» EXERCISE DIRECTIONS
How many lines of these records hold the string "Walter"? Reply with the number alone.
[start DATA EXTRACT]
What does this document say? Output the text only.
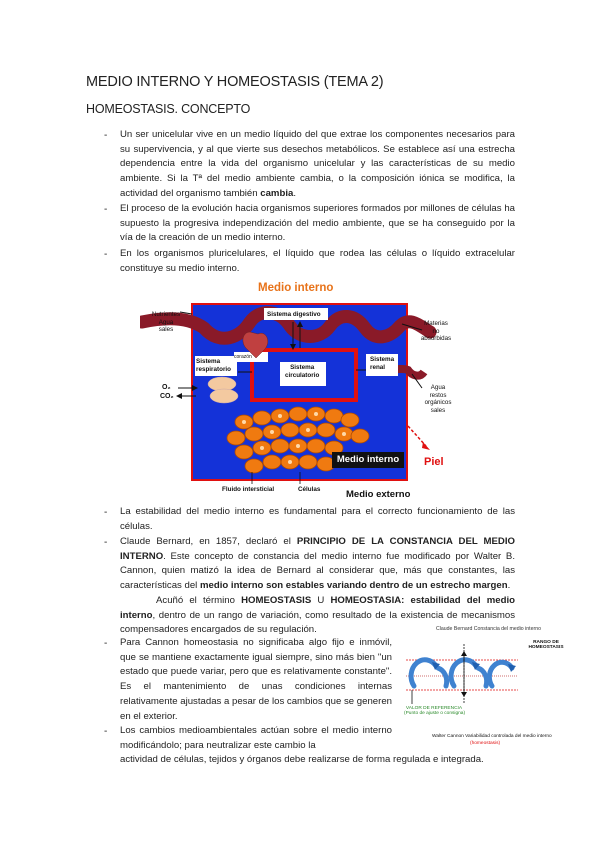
MEDIO INTERNO Y HOMEOSTASIS (TEMA 2)
HOMEOSTASIS. CONCEPTO
- Un ser unicelular vive en un medio líquido del que extrae los componentes necesarios para su supervivencia, y al que vierte sus desechos metabólicos. Se establece así una estrecha dependencia entre la vida del organismo unicelular y las características de su medio ambiente. Si la Tª del medio ambiente cambia, o la composición iónica se modifica, la actividad del organismo también cambia.
- El proceso de la evolución hacia organismos superiores formados por millones de células ha supuesto la progresiva independización del medio ambiente, que se ha conseguido por la vía de la creación de un medio interno.
- En los organismos pluricelulares, el líquido que rodea las células o líquido extracelular constituye su medio interno.
Medio interno
Nutrientes
Agua
sales
Sistema digestivo
Materias
no
absorbidas
Sistema
respiratorio
corazón
Sistema
circulatorio
Sistema
renal
O₂
CO₂
Agua
restos
orgánicos
sales
Medio interno	Piel
Fluido intersticial	Células	Medio externo
- La estabilidad del medio interno es fundamental para el correcto funcionamiento de las células.
- Claude Bernard, en 1857, declaró el PRINCIPIO DE LA CONSTANCIA DEL MEDIO INTERNO. Este concepto de constancia del medio interno fue modificado por Walter B. Cannon, quien matizó la idea de Bernard al considerar que, más que constantes, las características del medio interno son estables variando dentro de un estrecho margen.
Acuñó el término HOMEOSTASIS U HOMEOSTASIA: estabilidad del medio interno, dentro de un rango de variación, como resultado de la existencia de mecanismos compensadores encargados de su regulación.
- Para Cannon homeostasia no significaba algo fijo e inmóvil, que se mantiene exactamente igual siempre, sino más bien "un estado que puede variar, pero que es relativamente constante". Es el mantenimiento de unas condiciones internas relativamente ajustadas a pesar de los cambios que se generen en el exterior.
- Los cambios medioambientales actúan sobre el medio interno modificándolo; para neutralizar este cambio la
actividad de células, tejidos y órganos debe realizarse de forma regulada e integrada.
Claude Bernard Constancia del medio interno
RANGO DE
HOMEOSTASIS
VALOR DE REFERENCIA
(Punto de ajuste o consigna)
Walter Cannon Variabilidad controlada del medio interno
(homeostasis)
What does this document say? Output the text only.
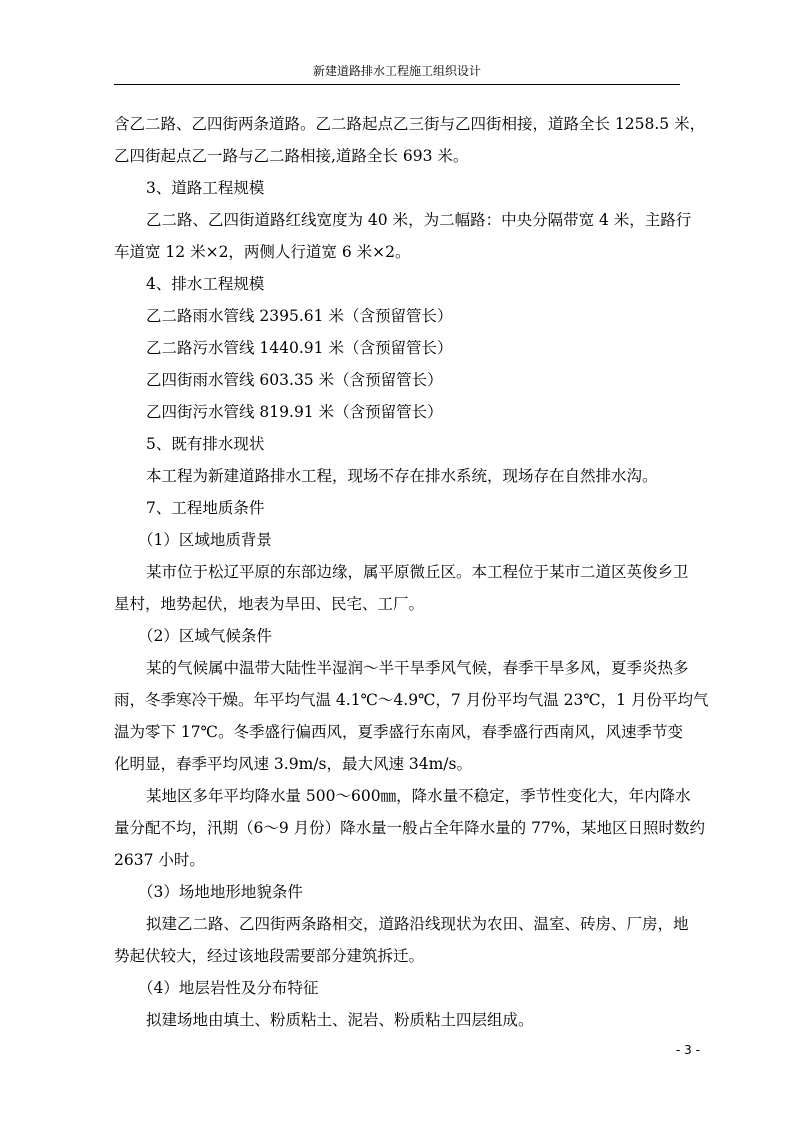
新建道路排水工程施工组织设计

含乙二路、乙四街两条道路。乙二路起点乙三街与乙四街相接，道路全长 1258.5 米，

乙四街起点乙一路与乙二路相接,道路全长 693 米。

3、道路工程规模

乙二路、乙四街道路红线宽度为 40 米，为二幅路：中央分隔带宽 4 米，主路行

车道宽 12 米×2，两侧人行道宽 6 米×2。

4、排水工程规模

乙二路雨水管线 2395.61 米（含预留管长）

乙二路污水管线 1440.91 米（含预留管长）

乙四街雨水管线 603.35 米（含预留管长）

乙四街污水管线 819.91 米（含预留管长）

5、既有排水现状

本工程为新建道路排水工程，现场不存在排水系统，现场存在自然排水沟。

7、工程地质条件

（1）区域地质背景

某市位于松辽平原的东部边缘，属平原微丘区。本工程位于某市二道区英俊乡卫

星村，地势起伏，地表为旱田、民宅、工厂。

（2）区域气候条件

某的气候属中温带大陆性半湿润～半干旱季风气候，春季干旱多风，夏季炎热多

雨，冬季寒冷干燥。年平均气温 4.1℃～4.9℃，7 月份平均气温 23℃，1 月份平均气

温为零下 17℃。冬季盛行偏西风，夏季盛行东南风，春季盛行西南风，风速季节变

化明显，春季平均风速 3.9m/s，最大风速 34m/s。

某地区多年平均降水量 500～600㎜，降水量不稳定，季节性变化大，年内降水

量分配不均，汛期（6～9 月份）降水量一般占全年降水量的 77%，某地区日照时数约

2637 小时。

（3）场地地形地貌条件

拟建乙二路、乙四街两条路相交，道路沿线现状为农田、温室、砖房、厂房，地

势起伏较大，经过该地段需要部分建筑拆迁。

（4）地层岩性及分布特征

拟建场地由填土、粉质粘土、泥岩、粉质粘土四层组成。

- 3 -
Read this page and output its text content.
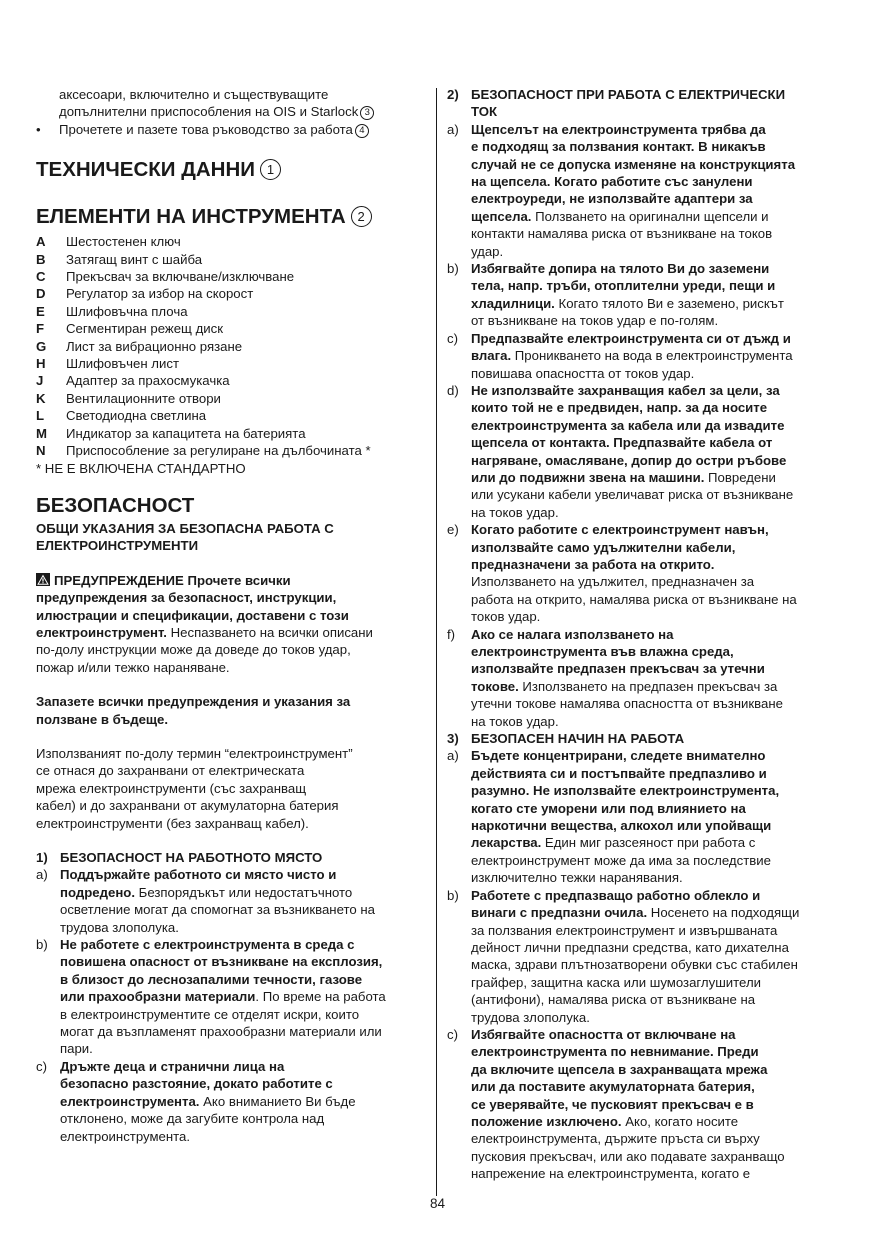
аксесоари, включително и съществуващите
допълнителни приспособления на OIS и Starlock 3
•	Прочетете и пазете това ръководство за работа 4
ТЕХНИЧЕСКИ ДАННИ 1
ЕЛЕМЕНТИ НА ИНСТРУМЕНТА 2
A	Шестостенен ключ
B	Затягащ винт с шайба
C	Прекъсвач за включване/изключване
D	Регулатор за избор на скорост
E	Шлифовъчна плоча
F	Сегментиран режещ диск
G	Лист за вибрационно рязане
H	Шлифовъчен лист
J	Адаптер за прахосмукачка
K	Вентилационните отвори
L	Светодиодна светлина
M	Индикатор за капацитета на батерията
N	Приспособление за регулиране на дълбочината *
* НЕ Е ВКЛЮЧЕНА СТАНДАРТНО
БЕЗОПАСНОСТ
ОБЩИ УКАЗАНИЯ ЗА БЕЗОПАСНА РАБОТА С
ЕЛЕКТРОИНСТРУМЕНТИ
ПРЕДУПРЕЖДЕНИЕ Прочете всички
предупреждения за безопасност, инструкции,
илюстрации и спецификации, доставени с този
електроинструмент. Неспазването на всички описани
по-долу инструкции може да доведе до токов удар,
пожар и/или тежко нараняване.
Запазете всички предупреждения и указания за
ползване в бъдеще.
Използваният по-долу термин “електроинструмент”
се отнася до захранвани от електрическата
мрежа електроинструменти (със захранващ
кабел) и до захранвани от акумулаторна батерия
електроинструменти (без захранващ кабел).
1) БЕЗОПАСНОСТ НА РАБОТНОТО МЯСТО
a) Поддържайте работното си място чисто и
подредено. Безпорядъкът или недостатъчното
осветление могат да спомогнат за възникването на
трудова злополука.
b) Не работете с електроинструмента в среда с
повишена опасност от възникване на експлозия,
в близост до леснозапалими течности, газове
или прахообразни материали. По време на работа
в електроинструментите се отделят искри, които
могат да възпламенят прахообразни материали или
пари.
c) Дръжте деца и странични лица на
безопасно разстояние, докато работите с
електроинструмента. Ако вниманието Ви бъде
отклонено, може да загубите контрола над
електроинструмента.
2) БЕЗОПАСНОСТ ПРИ РАБОТА С ЕЛЕКТРИЧЕСКИ
ТОК
a) Щепселът на електроинструмента трябва да
е подходящ за ползвания контакт. В никакъв
случай не се допуска изменяне на конструкцията
на щепсела. Когато работите със занулени
електроуреди, не използвайте адаптери за
щепсела. Ползването на оригинални щепсели и
контакти намалява риска от възникване на токов
удар.
b) Избягвайте допира на тялото Ви до заземени
тела, напр. тръби, отоплителни уреди, пещи и
хладилници. Когато тялото Ви е заземено, рискът
от възникване на токов удар е по-голям.
c) Предпазвайте електроинструмента си от дъжд и
влага. Проникването на вода в електроинструмента
повишава опасността от токов удар.
d) Не използвайте захранващия кабел за цели, за
които той не е предвиден, напр. за да носите
електроинструмента за кабела или да извадите
щепсела от контакта. Предпазвайте кабела от
нагряване, омасляване, допир до остри ръбове
или до подвижни звена на машини. Повредени
или усукани кабели увеличават риска от възникване
на токов удар.
e) Когато работите с електроинструмент навън,
използвайте само удължителни кабели,
предназначени за работа на открито.
Използването на удължител, предназначен за
работа на открито, намалява риска от възникване на
токов удар.
f)	Ако се налага използването на
електроинструмента във влажна среда,
използвайте предпазен прекъсвач за утечни
токове. Използването на предпазен прекъсвач за
утечни токове намалява опасността от възникване
на токов удар.
3) БЕЗОПАСЕН НАЧИН НА РАБОТА
a) Бъдете концентрирани, следете внимателно
действията си и постъпвайте предпазливо и
разумно. Не използвайте електроинструмента,
когато сте уморени или под влиянието на
наркотични вещества, алкохол или упойващи
лекарства. Един миг разсеяност при работа с
електроинструмент може да има за последствие
изключително тежки наранявания.
b) Работете с предпазващо работно облекло и
винаги с предпазни очила. Носенето на подходящи
за ползвания електроинструмент и извършваната
дейност лични предпазни средства, като дихателна
маска, здрави плътнозатворени обувки със стабилен
грайфер, защитна каска или шумозаглушители
(антифони), намалява риска от възникване на
трудова злополука.
c) Избягвайте опасността от включване на
електроинструмента по невнимание. Преди
да включите щепсела в захранващата мрежа
или да поставите акумулаторната батерия,
се уверявайте, че пусковият прекъсвач е в
положение изключено. Ако, когато носите
електроинструмента, държите пръста си върху
пусковия прекъсвач, или ако подавате захранващо
напрежение на електроинструмента, когато е
84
[end DATA EXTRACT]
» RESULT OF THIS EXERCISE
2